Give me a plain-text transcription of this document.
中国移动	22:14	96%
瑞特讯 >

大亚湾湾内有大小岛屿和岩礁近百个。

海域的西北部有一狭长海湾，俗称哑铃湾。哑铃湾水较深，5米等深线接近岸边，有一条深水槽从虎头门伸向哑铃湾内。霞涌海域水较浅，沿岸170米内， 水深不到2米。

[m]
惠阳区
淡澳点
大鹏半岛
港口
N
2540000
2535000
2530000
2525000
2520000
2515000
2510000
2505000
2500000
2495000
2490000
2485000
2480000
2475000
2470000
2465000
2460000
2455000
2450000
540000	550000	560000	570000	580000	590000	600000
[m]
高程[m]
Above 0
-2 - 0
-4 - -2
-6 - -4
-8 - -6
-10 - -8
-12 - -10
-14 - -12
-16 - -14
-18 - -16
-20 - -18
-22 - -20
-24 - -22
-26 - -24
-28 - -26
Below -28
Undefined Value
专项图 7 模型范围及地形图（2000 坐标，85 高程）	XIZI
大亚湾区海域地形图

━━━━━━━━━━━━━━━━

#### STATED GOAL:
Copy each record from above exactly, and include every line.

#### SOLUTION FOR THIS EXERCISE:
Give me a plain-text transcription of this document.
中国移动	22:14	96%
瑞特讯 >

大亚湾湾内有大小岛屿和岩礁近百个。

海域的西北部有一狭长海湾，俗称哑铃湾。哑铃湾水较深，5米等深线接近岸边，有一条深水槽从虎头门伸向哑铃湾内。霞涌海域水较浅，沿岸170米内， 水深不到2米。

[m]
惠阳区
淡澳点
大鹏半岛
港口
N
2540000
2535000
2530000
2525000
2520000
2515000
2510000
2505000
2500000
2495000
2490000
2485000
2480000
2475000
2470000
2465000
2460000
2455000
2450000
540000	550000	560000	570000	580000	590000	600000
[m]
高程[m]
Above 0
-2 - 0
-4 - -2
-6 - -4
-8 - -6
-10 - -8
-12 - -10
-14 - -12
-16 - -14
-18 - -16
-20 - -18
-22 - -20
-24 - -22
-26 - -24
-28 - -26
Below -28
Undefined Value
专项图 7 模型范围及地形图（2000 坐标，85 高程）	XIZI
大亚湾区海域地形图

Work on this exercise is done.